* The problem: Separate out the lines that hold "type".

-- start Information shown --

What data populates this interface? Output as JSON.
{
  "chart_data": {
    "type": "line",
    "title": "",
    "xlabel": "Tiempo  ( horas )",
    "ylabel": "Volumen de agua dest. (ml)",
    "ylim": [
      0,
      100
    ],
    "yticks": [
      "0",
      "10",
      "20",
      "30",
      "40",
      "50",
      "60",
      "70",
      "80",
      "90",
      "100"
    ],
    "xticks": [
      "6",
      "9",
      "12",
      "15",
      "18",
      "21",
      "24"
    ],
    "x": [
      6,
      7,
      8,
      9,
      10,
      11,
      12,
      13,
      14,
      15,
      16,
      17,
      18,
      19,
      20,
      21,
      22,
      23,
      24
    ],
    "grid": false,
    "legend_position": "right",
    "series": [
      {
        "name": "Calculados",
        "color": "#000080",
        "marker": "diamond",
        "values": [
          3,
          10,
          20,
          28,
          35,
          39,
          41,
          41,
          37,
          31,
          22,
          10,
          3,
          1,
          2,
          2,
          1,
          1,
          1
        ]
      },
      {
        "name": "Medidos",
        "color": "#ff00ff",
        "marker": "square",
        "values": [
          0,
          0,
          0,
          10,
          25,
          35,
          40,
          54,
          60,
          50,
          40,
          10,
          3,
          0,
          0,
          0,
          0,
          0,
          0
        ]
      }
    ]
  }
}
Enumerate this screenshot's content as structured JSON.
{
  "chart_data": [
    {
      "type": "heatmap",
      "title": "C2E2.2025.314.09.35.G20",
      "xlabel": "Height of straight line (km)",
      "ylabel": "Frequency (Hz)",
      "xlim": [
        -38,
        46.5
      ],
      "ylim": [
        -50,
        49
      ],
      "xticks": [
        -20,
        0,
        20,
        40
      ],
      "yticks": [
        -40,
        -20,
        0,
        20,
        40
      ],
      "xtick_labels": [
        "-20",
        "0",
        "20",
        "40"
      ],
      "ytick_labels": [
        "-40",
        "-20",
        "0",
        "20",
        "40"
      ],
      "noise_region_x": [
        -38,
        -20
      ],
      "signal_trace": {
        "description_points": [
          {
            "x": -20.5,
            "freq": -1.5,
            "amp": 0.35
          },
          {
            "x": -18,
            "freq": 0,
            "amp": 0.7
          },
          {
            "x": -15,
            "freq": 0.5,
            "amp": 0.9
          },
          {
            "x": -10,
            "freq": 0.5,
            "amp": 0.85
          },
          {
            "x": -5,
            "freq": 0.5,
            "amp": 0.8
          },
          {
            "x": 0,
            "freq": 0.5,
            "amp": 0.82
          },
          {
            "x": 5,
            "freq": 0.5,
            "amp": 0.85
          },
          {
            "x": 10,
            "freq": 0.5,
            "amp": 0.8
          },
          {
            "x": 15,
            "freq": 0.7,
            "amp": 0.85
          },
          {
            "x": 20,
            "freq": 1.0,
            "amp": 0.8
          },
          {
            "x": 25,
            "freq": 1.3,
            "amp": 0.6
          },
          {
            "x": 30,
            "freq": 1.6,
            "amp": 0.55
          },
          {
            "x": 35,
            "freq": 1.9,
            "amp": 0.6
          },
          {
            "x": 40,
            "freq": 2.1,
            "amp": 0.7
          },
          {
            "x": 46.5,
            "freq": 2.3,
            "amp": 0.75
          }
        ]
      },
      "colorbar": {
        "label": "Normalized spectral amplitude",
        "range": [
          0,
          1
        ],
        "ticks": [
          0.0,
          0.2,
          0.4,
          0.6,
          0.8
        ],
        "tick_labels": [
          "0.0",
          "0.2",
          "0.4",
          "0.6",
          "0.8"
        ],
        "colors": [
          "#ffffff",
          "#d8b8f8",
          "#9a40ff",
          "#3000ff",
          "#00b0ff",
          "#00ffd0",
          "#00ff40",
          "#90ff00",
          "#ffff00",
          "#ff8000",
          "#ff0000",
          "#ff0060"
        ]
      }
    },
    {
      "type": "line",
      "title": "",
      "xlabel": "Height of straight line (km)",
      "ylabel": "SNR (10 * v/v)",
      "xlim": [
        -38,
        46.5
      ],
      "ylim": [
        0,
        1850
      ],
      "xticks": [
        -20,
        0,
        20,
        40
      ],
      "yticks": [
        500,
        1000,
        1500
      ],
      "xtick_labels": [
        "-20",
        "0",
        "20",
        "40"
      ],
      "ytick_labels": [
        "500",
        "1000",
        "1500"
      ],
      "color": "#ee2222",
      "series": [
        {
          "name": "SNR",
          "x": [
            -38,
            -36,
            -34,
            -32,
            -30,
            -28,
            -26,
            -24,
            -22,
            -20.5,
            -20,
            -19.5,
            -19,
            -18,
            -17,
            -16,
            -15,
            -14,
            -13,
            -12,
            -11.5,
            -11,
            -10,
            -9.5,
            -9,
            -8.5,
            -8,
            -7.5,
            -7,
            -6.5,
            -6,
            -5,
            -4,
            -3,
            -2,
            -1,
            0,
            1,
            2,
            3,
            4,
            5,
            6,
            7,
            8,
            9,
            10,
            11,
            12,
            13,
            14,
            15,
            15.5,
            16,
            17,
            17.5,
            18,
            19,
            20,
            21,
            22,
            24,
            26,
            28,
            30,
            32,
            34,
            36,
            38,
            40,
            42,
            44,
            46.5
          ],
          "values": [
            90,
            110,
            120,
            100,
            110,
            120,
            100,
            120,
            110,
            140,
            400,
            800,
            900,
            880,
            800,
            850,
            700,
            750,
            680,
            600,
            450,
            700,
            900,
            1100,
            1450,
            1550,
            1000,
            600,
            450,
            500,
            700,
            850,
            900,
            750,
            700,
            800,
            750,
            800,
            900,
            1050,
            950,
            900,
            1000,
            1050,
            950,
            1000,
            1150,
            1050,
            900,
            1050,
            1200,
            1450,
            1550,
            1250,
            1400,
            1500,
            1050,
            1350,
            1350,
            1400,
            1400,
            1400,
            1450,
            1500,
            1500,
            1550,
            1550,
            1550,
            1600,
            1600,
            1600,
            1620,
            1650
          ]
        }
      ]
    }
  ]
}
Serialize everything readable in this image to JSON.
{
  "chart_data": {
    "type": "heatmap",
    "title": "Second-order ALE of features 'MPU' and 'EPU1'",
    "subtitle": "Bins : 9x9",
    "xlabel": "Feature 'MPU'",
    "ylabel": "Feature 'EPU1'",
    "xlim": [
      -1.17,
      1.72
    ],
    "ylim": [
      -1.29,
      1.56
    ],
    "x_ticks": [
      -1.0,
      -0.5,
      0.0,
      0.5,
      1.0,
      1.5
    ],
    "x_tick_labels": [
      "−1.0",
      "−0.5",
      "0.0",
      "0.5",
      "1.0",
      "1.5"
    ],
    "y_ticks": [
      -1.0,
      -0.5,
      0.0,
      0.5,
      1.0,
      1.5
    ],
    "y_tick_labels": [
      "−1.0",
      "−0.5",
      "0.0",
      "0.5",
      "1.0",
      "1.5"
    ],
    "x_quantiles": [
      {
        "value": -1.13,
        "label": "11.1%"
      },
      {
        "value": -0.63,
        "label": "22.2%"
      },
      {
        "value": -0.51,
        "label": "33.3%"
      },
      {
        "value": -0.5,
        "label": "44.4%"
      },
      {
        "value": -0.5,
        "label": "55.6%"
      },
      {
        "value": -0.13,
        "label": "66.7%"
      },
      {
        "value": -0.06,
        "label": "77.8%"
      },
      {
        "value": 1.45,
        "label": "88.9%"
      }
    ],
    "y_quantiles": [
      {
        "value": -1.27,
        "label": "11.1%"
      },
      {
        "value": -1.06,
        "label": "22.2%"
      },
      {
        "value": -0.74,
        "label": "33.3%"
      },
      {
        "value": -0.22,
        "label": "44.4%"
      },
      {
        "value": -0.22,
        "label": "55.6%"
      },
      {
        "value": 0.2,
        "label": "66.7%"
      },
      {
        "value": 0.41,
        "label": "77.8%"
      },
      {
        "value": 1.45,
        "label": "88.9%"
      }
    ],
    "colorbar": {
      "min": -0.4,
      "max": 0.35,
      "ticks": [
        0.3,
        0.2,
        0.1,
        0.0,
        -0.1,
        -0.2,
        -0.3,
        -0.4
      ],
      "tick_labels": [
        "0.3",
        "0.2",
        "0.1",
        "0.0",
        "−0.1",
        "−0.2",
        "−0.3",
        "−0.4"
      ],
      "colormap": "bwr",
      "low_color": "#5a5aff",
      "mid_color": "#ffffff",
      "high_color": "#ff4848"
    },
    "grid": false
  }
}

-- end Information shown --

* Exercise response:
    "type": "line",
      "type": "heatmap",
      "type": "line",
    "type": "heatmap",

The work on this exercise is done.